For the word "xlabel", count the lines below that contain it. Give the number alone.

::: Information provided

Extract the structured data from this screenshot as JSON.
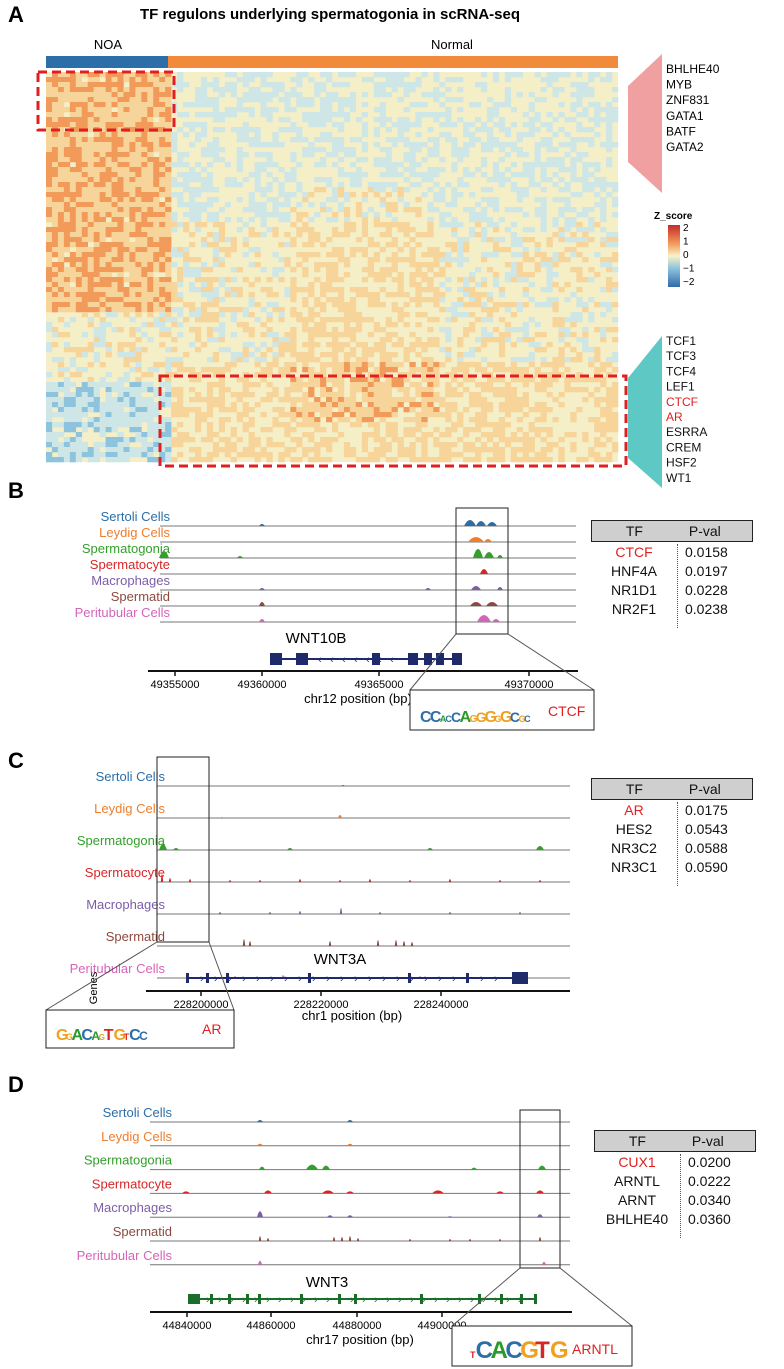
{
  "figure_title": "TF regulons underlying spermatogonia in scRNA-seq",
  "panelA": {
    "letter": "A",
    "groups": [
      "NOA",
      "Normal"
    ],
    "top_tfs": [
      "BHLHE40",
      "MYB",
      "ZNF831",
      "GATA1",
      "BATF",
      "GATA2"
    ],
    "bottom_tfs": [
      {
        "name": "TCF1",
        "highlight": false
      },
      {
        "name": "TCF3",
        "highlight": false
      },
      {
        "name": "TCF4",
        "highlight": false
      },
      {
        "name": "LEF1",
        "highlight": false
      },
      {
        "name": "CTCF",
        "highlight": true
      },
      {
        "name": "AR",
        "highlight": true
      },
      {
        "name": "ESRRA",
        "highlight": false
      },
      {
        "name": "CREM",
        "highlight": false
      },
      {
        "name": "HSF2",
        "highlight": false
      },
      {
        "name": "WT1",
        "highlight": false
      }
    ],
    "legend_title": "Z_score",
    "legend_ticks": [
      "2",
      "1",
      "0",
      "−1",
      "−2"
    ]
  },
  "cell_types": [
    {
      "name": "Sertoli Cells",
      "color": "#2b6ea8"
    },
    {
      "name": "Leydig Cells",
      "color": "#ee7d2c"
    },
    {
      "name": "Spermatogonia",
      "color": "#33a02c"
    },
    {
      "name": "Spermatocyte",
      "color": "#d62728"
    },
    {
      "name": "Macrophages",
      "color": "#7b5ea7"
    },
    {
      "name": "Spermatid",
      "color": "#8c4a3f"
    },
    {
      "name": "Peritubular Cells",
      "color": "#d464b8"
    }
  ],
  "panelB": {
    "letter": "B",
    "gene": "WNT10B",
    "xlabel": "chr12 position (bp)",
    "ticks": [
      "49355000",
      "49360000",
      "49365000",
      "49370000"
    ],
    "motif_tf": "CTCF",
    "motif_seq": "CCACCAGGGGGCGC",
    "table": {
      "header": [
        "TF",
        "P-val"
      ],
      "rows": [
        [
          "CTCF",
          "0.0158"
        ],
        [
          "HNF4A",
          "0.0197"
        ],
        [
          "NR1D1",
          "0.0228"
        ],
        [
          "NR2F1",
          "0.0238"
        ]
      ]
    }
  },
  "panelC": {
    "letter": "C",
    "gene": "WNT3A",
    "genes_label": "Genes",
    "xlabel": "chr1 position (bp)",
    "ticks": [
      "228200000",
      "228220000",
      "228240000"
    ],
    "motif_tf": "AR",
    "motif_seq": "GGACAGTGTCC",
    "table": {
      "header": [
        "TF",
        "P-val"
      ],
      "rows": [
        [
          "AR",
          "0.0175"
        ],
        [
          "HES2",
          "0.0543"
        ],
        [
          "NR3C2",
          "0.0588"
        ],
        [
          "NR3C1",
          "0.0590"
        ]
      ]
    }
  },
  "panelD": {
    "letter": "D",
    "gene": "WNT3",
    "xlabel": "chr17 position (bp)",
    "ticks": [
      "44840000",
      "44860000",
      "44880000",
      "44900000"
    ],
    "motif_tf": "ARNTL",
    "motif_seq": "TCACGTG",
    "table": {
      "header": [
        "TF",
        "P-val"
      ],
      "rows": [
        [
          "CUX1",
          "0.0200"
        ],
        [
          "ARNTL",
          "0.0222"
        ],
        [
          "ARNT",
          "0.0340"
        ],
        [
          "BHLHE40",
          "0.0360"
        ]
      ]
    }
  },
  "colors": {
    "noa": "#2b6ea8",
    "normal": "#f28a3b",
    "highlight": "#e02020",
    "pink_tri": "#f0a0a0",
    "teal_tri": "#5ec8c4",
    "gene_navy": "#1f2a6b",
    "gene_green": "#1b6e2a"
  }
}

::::::

§ Exercise answer:
3